Recorded data
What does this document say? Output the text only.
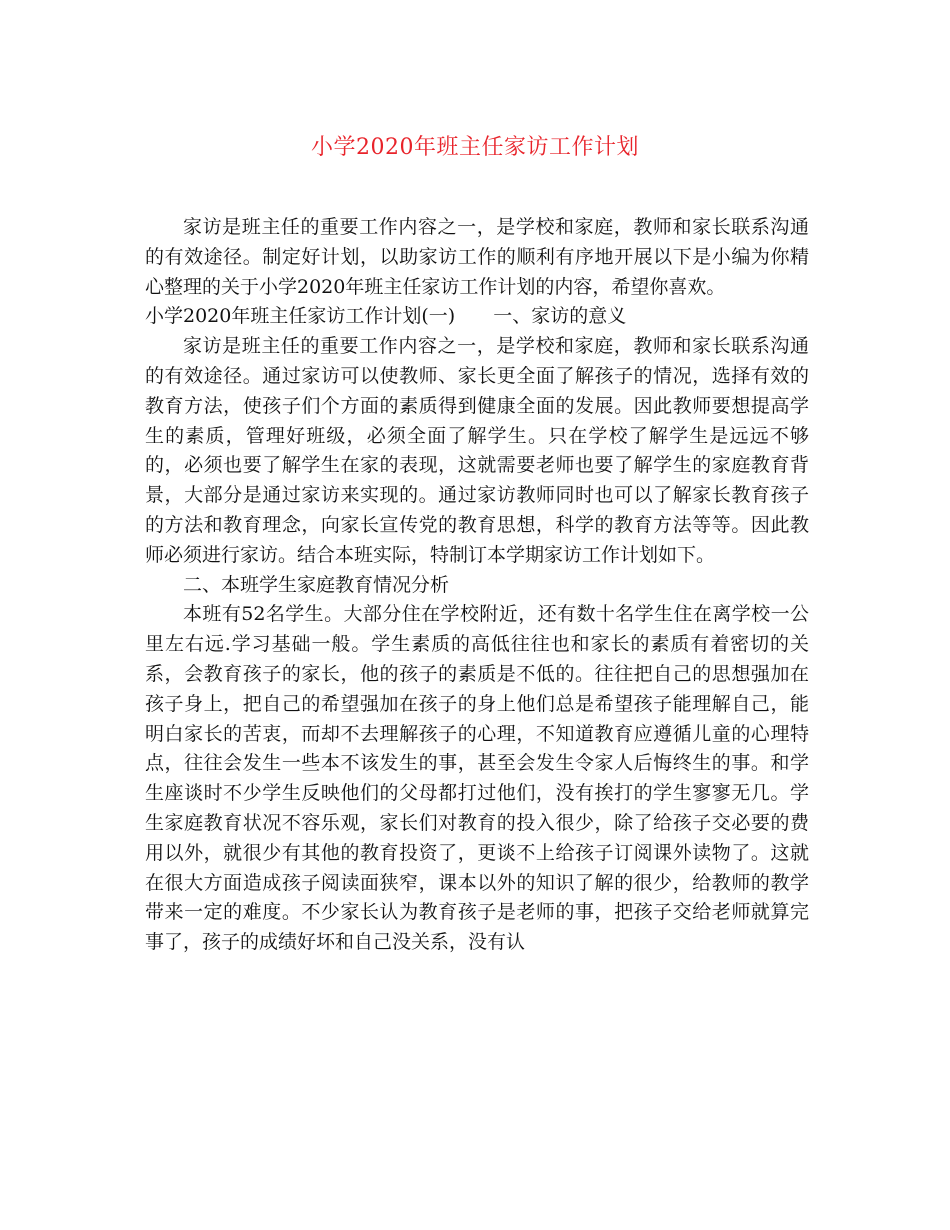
小学2020年班主任家访工作计划

家访是班主任的重要工作内容之一，是学校和家庭，教师和家长联系沟通的有效途径。制定好计划，以助家访工作的顺利有序地开展以下是小编为你精心整理的关于小学2020年班主任家访工作计划的内容，希望你喜欢。

小学2020年班主任家访工作计划(一) 一、家访的意义

家访是班主任的重要工作内容之一，是学校和家庭，教师和家长联系沟通的有效途径。通过家访可以使教师、家长更全面了解孩子的情况，选择有效的教育方法，使孩子们个方面的素质得到健康全面的发展。因此教师要想提高学生的素质，管理好班级，必须全面了解学生。只在学校了解学生是远远不够的，必须也要了解学生在家的表现，这就需要老师也要了解学生的家庭教育背景，大部分是通过家访来实现的。通过家访教师同时也可以了解家长教育孩子的方法和教育理念，向家长宣传党的教育思想，科学的教育方法等等。因此教师必须进行家访。结合本班实际，特制订本学期家访工作计划如下。

二、本班学生家庭教育情况分析

本班有52名学生。大部分住在学校附近，还有数十名学生住在离学校一公里左右远.学习基础一般。学生素质的高低往往也和家长的素质有着密切的关系，会教育孩子的家长，他的孩子的素质是不低的。往往把自己的思想强加在孩子身上，把自己的希望强加在孩子的身上他们总是希望孩子能理解自己，能明白家长的苦衷，而却不去理解孩子的心理，不知道教育应遵循儿童的心理特点，往往会发生一些本不该发生的事，甚至会发生令家人后悔终生的事。和学生座谈时不少学生反映他们的父母都打过他们，没有挨打的学生寥寥无几。学生家庭教育状况不容乐观，家长们对教育的投入很少，除了给孩子交必要的费用以外，就很少有其他的教育投资了，更谈不上给孩子订阅课外读物了。这就在很大方面造成孩子阅读面狭窄，课本以外的知识了解的很少，给教师的教学带来一定的难度。不少家长认为教育孩子是老师的事，把孩子交给老师就算完事了，孩子的成绩好坏和自己没关系，没有认
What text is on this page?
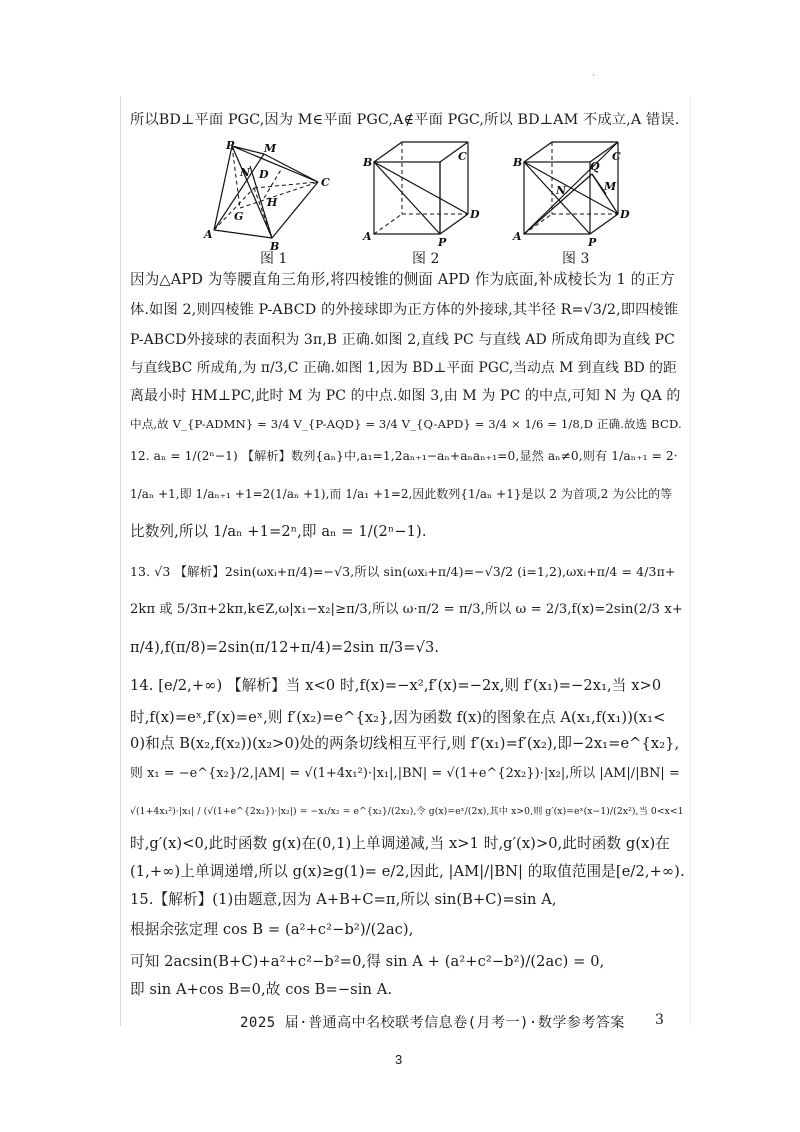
.
所以BD⊥平面 PGC,因为 M∈平面 PGC,A∉平面 PGC,所以 BD⊥AM 不成立,A 错误.
P	M
N D
C
H
G
A
B
图 1
B	C
A
D
P
图 2
B	C
Q
N	M
A
D
P
图 3
因为△APD 为等腰直角三角形,将四棱锥的侧面 APD 作为底面,补成棱长为 1 的正方
体.如图 2,则四棱锥 P-ABCD 的外接球即为正方体的外接球,其半径 R=√3/2,即四棱锥
P-ABCD外接球的表面积为 3π,B 正确.如图 2,直线 PC 与直线 AD 所成角即为直线 PC
与直线BC 所成角,为 π/3,C 正确.如图 1,因为 BD⊥平面 PGC,当动点 M 到直线 BD 的距
离最小时 HM⊥PC,此时 M 为 PC 的中点.如图 3,由 M 为 PC 的中点,可知 N 为 QA 的
中点,故 V_{P-ADMN} = 3/4 V_{P-AQD} = 3/4 V_{Q-APD} = 3/4 × 1/6 = 1/8,D 正确.故选 BCD.
12. aₙ = 1/(2ⁿ−1) 【解析】数列{aₙ}中,a₁=1,2aₙ₊₁−aₙ+aₙaₙ₊₁=0,显然 aₙ≠0,则有 1/aₙ₊₁ = 2·
1/aₙ +1,即 1/aₙ₊₁ +1=2(1/aₙ +1),而 1/a₁ +1=2,因此数列{1/aₙ +1}是以 2 为首项,2 为公比的等
比数列,所以 1/aₙ +1=2ⁿ,即 aₙ = 1/(2ⁿ−1).
13. √3 【解析】2sin(ωxᵢ+π/4)=−√3,所以 sin(ωxᵢ+π/4)=−√3/2 (i=1,2),ωxᵢ+π/4 = 4/3π+
2kπ 或 5/3π+2kπ,k∈Z,ω|x₁−x₂|≥π/3,所以 ω·π/2 = π/3,所以 ω = 2/3,f(x)=2sin(2/3 x+
π/4),f(π/8)=2sin(π/12+π/4)=2sin π/3=√3.
14. [e/2,+∞) 【解析】当 x<0 时,f(x)=−x²,f′(x)=−2x,则 f′(x₁)=−2x₁,当 x>0
时,f(x)=eˣ,f′(x)=eˣ,则 f′(x₂)=e^{x₂},因为函数 f(x)的图象在点 A(x₁,f(x₁))(x₁<
0)和点 B(x₂,f(x₂))(x₂>0)处的两条切线相互平行,则 f′(x₁)=f′(x₂),即−2x₁=e^{x₂},
则 x₁ = −e^{x₂}/2,|AM| = √(1+4x₁²)·|x₁|,|BN| = √(1+e^{2x₂})·|x₂|,所以 |AM|/|BN| =
√(1+4x₁²)·|x₁| / (√(1+e^{2x₂})·|x₂|) = −x₁/x₂ = e^{x₂}/(2x₂),令 g(x)=eˣ/(2x),其中 x>0,则 g′(x)=eˣ(x−1)/(2x²),当 0<x<1
时,g′(x)<0,此时函数 g(x)在(0,1)上单调递减,当 x>1 时,g′(x)>0,此时函数 g(x)在
(1,+∞)上单调递增,所以 g(x)≥g(1)= e/2,因此, |AM|/|BN| 的取值范围是[e/2,+∞).
15.【解析】(1)由题意,因为 A+B+C=π,所以 sin(B+C)=sin A,
根据余弦定理 cos B = (a²+c²−b²)/(2ac),
可知 2acsin(B+C)+a²+c²−b²=0,得 sin A + (a²+c²−b²)/(2ac) = 0,
即 sin A+cos B=0,故 cos B=−sin A.
2025 届·普通高中名校联考信息卷(月考一)·数学参考答案 3
3
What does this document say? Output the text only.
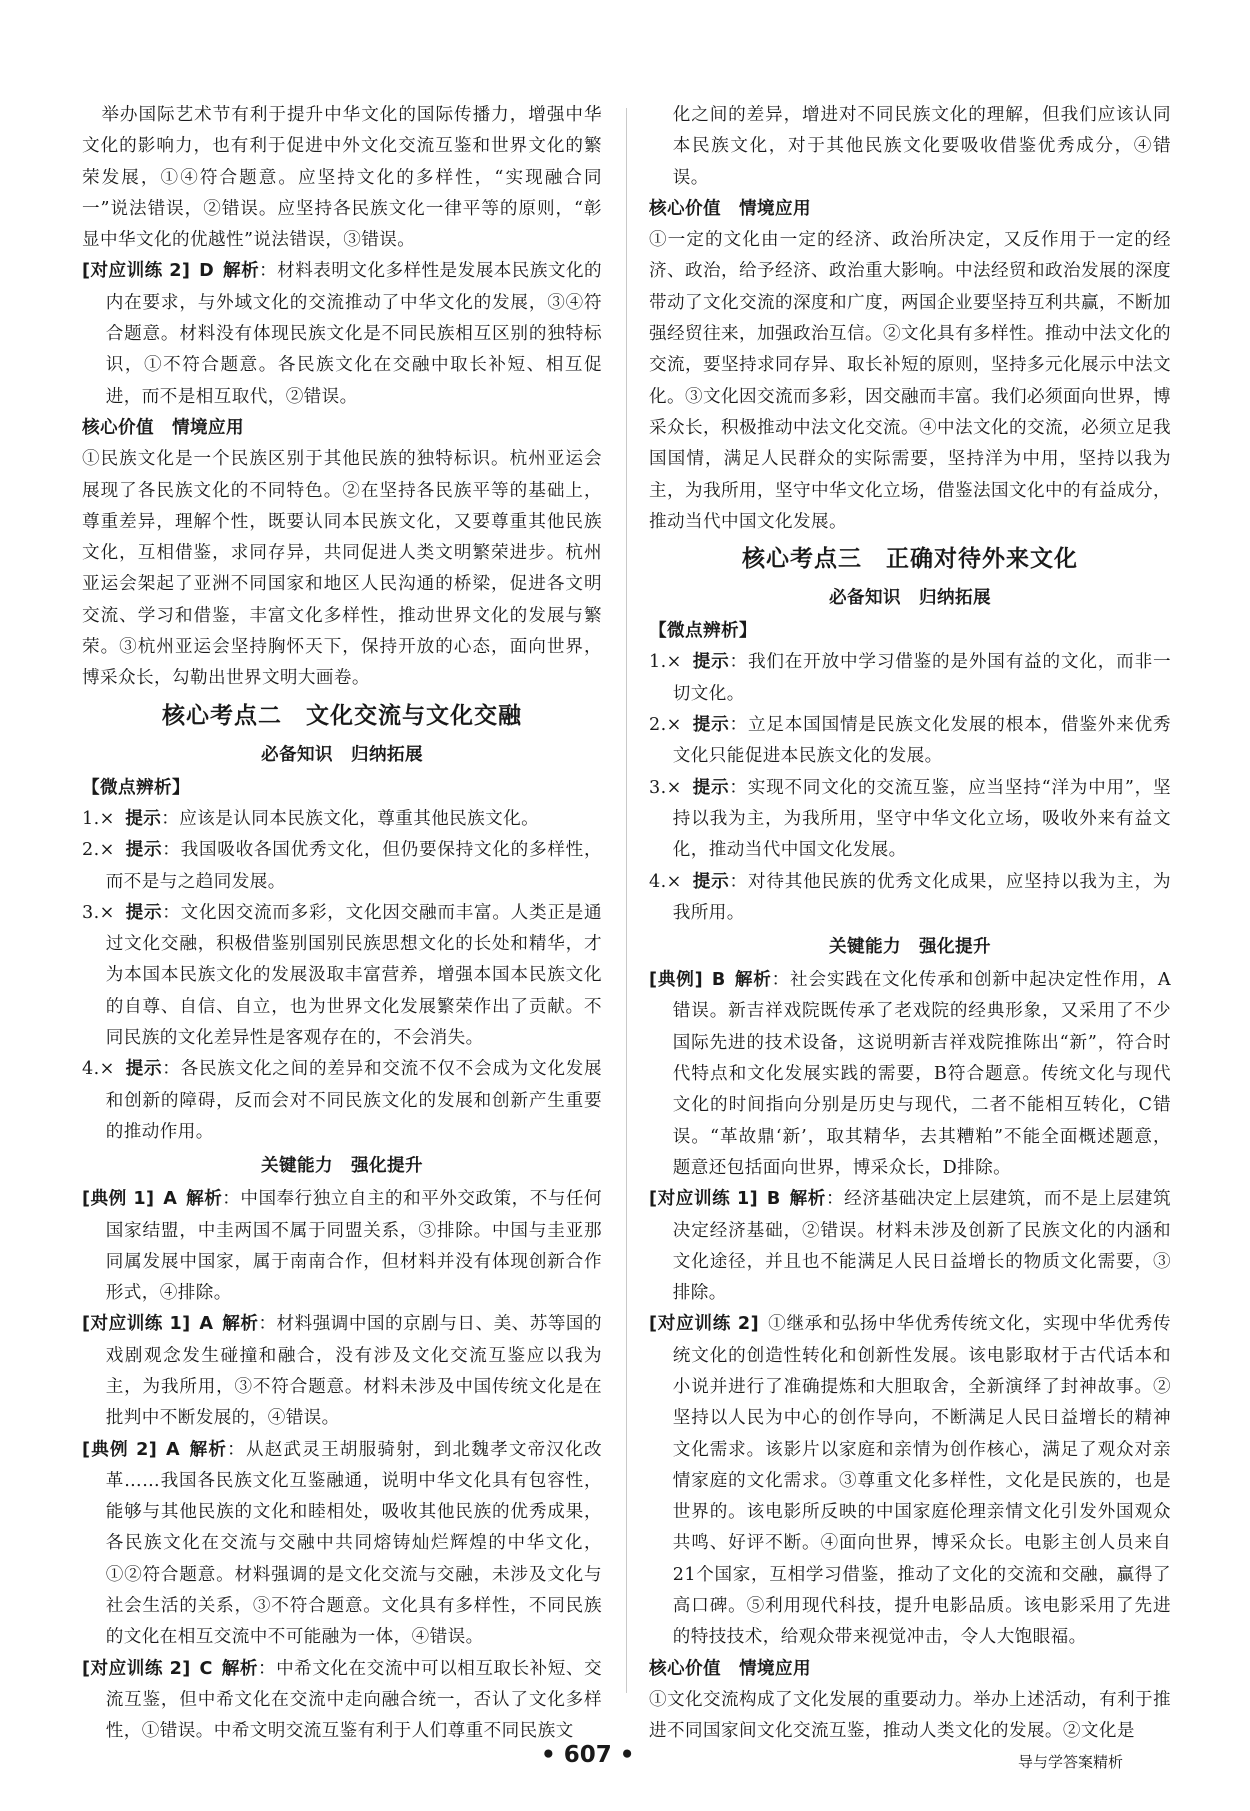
举办国际艺术节有利于提升中华文化的国际传播力，增强中华文化的影响力，也有利于促进中外文化交流互鉴和世界文化的繁荣发展，①④符合题意。应坚持文化的多样性，“实现融合同一”说法错误，②错误。应坚持各民族文化一律平等的原则，“彰显中华文化的优越性”说法错误，③错误。

[对应训练 2] D 解析：材料表明文化多样性是发展本民族文化的内在要求，与外域文化的交流推动了中华文化的发展，③④符合题意。材料没有体现民族文化是不同民族相互区别的独特标识，①不符合题意。各民族文化在交融中取长补短、相互促进，而不是相互取代，②错误。

核心价值　情境应用

①民族文化是一个民族区别于其他民族的独特标识。杭州亚运会展现了各民族文化的不同特色。②在坚持各民族平等的基础上，尊重差异，理解个性，既要认同本民族文化，又要尊重其他民族文化，互相借鉴，求同存异，共同促进人类文明繁荣进步。杭州亚运会架起了亚洲不同国家和地区人民沟通的桥梁，促进各文明交流、学习和借鉴，丰富文化多样性，推动世界文化的发展与繁荣。③杭州亚运会坚持胸怀天下，保持开放的心态，面向世界，博采众长，勾勒出世界文明大画卷。

核心考点二　文化交流与文化交融
必备知识　归纳拓展

【微点辨析】

1.× 提示：应该是认同本民族文化，尊重其他民族文化。

2.× 提示：我国吸收各国优秀文化，但仍要保持文化的多样性，而不是与之趋同发展。

3.× 提示：文化因交流而多彩，文化因交融而丰富。人类正是通过文化交融，积极借鉴别国别民族思想文化的长处和精华，才为本国本民族文化的发展汲取丰富营养，增强本国本民族文化的自尊、自信、自立，也为世界文化发展繁荣作出了贡献。不同民族的文化差异性是客观存在的，不会消失。

4.× 提示：各民族文化之间的差异和交流不仅不会成为文化发展和创新的障碍，反而会对不同民族文化的发展和创新产生重要的推动作用。

关键能力　强化提升

[典例 1] A 解析：中国奉行独立自主的和平外交政策，不与任何国家结盟，中圭两国不属于同盟关系，③排除。中国与圭亚那同属发展中国家，属于南南合作，但材料并没有体现创新合作形式，④排除。

[对应训练 1] A 解析：材料强调中国的京剧与日、美、苏等国的戏剧观念发生碰撞和融合，没有涉及文化交流互鉴应以我为主，为我所用，③不符合题意。材料未涉及中国传统文化是在批判中不断发展的，④错误。

[典例 2] A 解析：从赵武灵王胡服骑射，到北魏孝文帝汉化改革……我国各民族文化互鉴融通，说明中华文化具有包容性，能够与其他民族的文化和睦相处，吸收其他民族的优秀成果，各民族文化在交流与交融中共同熔铸灿烂辉煌的中华文化，①②符合题意。材料强调的是文化交流与交融，未涉及文化与社会生活的关系，③不符合题意。文化具有多样性，不同民族的文化在相互交流中不可能融为一体，④错误。

[对应训练 2] C 解析：中希文化在交流中可以相互取长补短、交流互鉴，但中希文化在交流中走向融合统一，否认了文化多样性，①错误。中希文明交流互鉴有利于人们尊重不同民族文

化之间的差异，增进对不同民族文化的理解，但我们应该认同本民族文化，对于其他民族文化要吸收借鉴优秀成分，④错误。

核心价值　情境应用

①一定的文化由一定的经济、政治所决定，又反作用于一定的经济、政治，给予经济、政治重大影响。中法经贸和政治发展的深度带动了文化交流的深度和广度，两国企业要坚持互利共赢，不断加强经贸往来，加强政治互信。②文化具有多样性。推动中法文化的交流，要坚持求同存异、取长补短的原则，坚持多元化展示中法文化。③文化因交流而多彩，因交融而丰富。我们必须面向世界，博采众长，积极推动中法文化交流。④中法文化的交流，必须立足我国国情，满足人民群众的实际需要，坚持洋为中用，坚持以我为主，为我所用，坚守中华文化立场，借鉴法国文化中的有益成分，推动当代中国文化发展。

核心考点三　正确对待外来文化
必备知识　归纳拓展

【微点辨析】

1.× 提示：我们在开放中学习借鉴的是外国有益的文化，而非一切文化。

2.× 提示：立足本国国情是民族文化发展的根本，借鉴外来优秀文化只能促进本民族文化的发展。

3.× 提示：实现不同文化的交流互鉴，应当坚持“洋为中用”，坚持以我为主，为我所用，坚守中华文化立场，吸收外来有益文化，推动当代中国文化发展。

4.× 提示：对待其他民族的优秀文化成果，应坚持以我为主，为我所用。

关键能力　强化提升

[典例] B 解析：社会实践在文化传承和创新中起决定性作用，A错误。新吉祥戏院既传承了老戏院的经典形象，又采用了不少国际先进的技术设备，这说明新吉祥戏院推陈出“新”，符合时代特点和文化发展实践的需要，B符合题意。传统文化与现代文化的时间指向分别是历史与现代，二者不能相互转化，C错误。“革故鼎‘新’，取其精华，去其糟粕”不能全面概述题意，题意还包括面向世界，博采众长，D排除。

[对应训练 1] B 解析：经济基础决定上层建筑，而不是上层建筑决定经济基础，②错误。材料未涉及创新了民族文化的内涵和文化途径，并且也不能满足人民日益增长的物质文化需要，③排除。

[对应训练 2] ①继承和弘扬中华优秀传统文化，实现中华优秀传统文化的创造性转化和创新性发展。该电影取材于古代话本和小说并进行了准确提炼和大胆取舍，全新演绎了封神故事。②坚持以人民为中心的创作导向，不断满足人民日益增长的精神文化需求。该影片以家庭和亲情为创作核心，满足了观众对亲情家庭的文化需求。③尊重文化多样性，文化是民族的，也是世界的。该电影所反映的中国家庭伦理亲情文化引发外国观众共鸣、好评不断。④面向世界，博采众长。电影主创人员来自21个国家，互相学习借鉴，推动了文化的交流和交融，赢得了高口碑。⑤利用现代科技，提升电影品质。该电影采用了先进的特技技术，给观众带来视觉冲击，令人大饱眼福。

核心价值　情境应用

①文化交流构成了文化发展的重要动力。举办上述活动，有利于推进不同国家间文化交流互鉴，推动人类文化的发展。②文化是

• 607 •	导与学答案精析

## YOUR GOAL
In the entries above, find lines with "坚守中华文化立场" and copy each.

## RESULT FOR THIS TASK
①一定的文化由一定的经济、政治所决定，又反作用于一定的经济、政治，给予经济、政治重大影响。中法经贸和政治发展的深度带动了文化交流的深度和广度，两国企业要坚持互利共赢，不断加强经贸往来，加强政治互信。②文化具有多样性。推动中法文化的交流，要坚持求同存异、取长补短的原则，坚持多元化展示中法文化。③文化因交流而多彩，因交融而丰富。我们必须面向世界，博采众长，积极推动中法文化交流。④中法文化的交流，必须立足我国国情，满足人民群众的实际需要，坚持洋为中用，坚持以我为主，为我所用，坚守中华文化立场，借鉴法国文化中的有益成分，推动当代中国文化发展。
3.× 提示：实现不同文化的交流互鉴，应当坚持“洋为中用”，坚持以我为主，为我所用，坚守中华文化立场，吸收外来有益文化，推动当代中国文化发展。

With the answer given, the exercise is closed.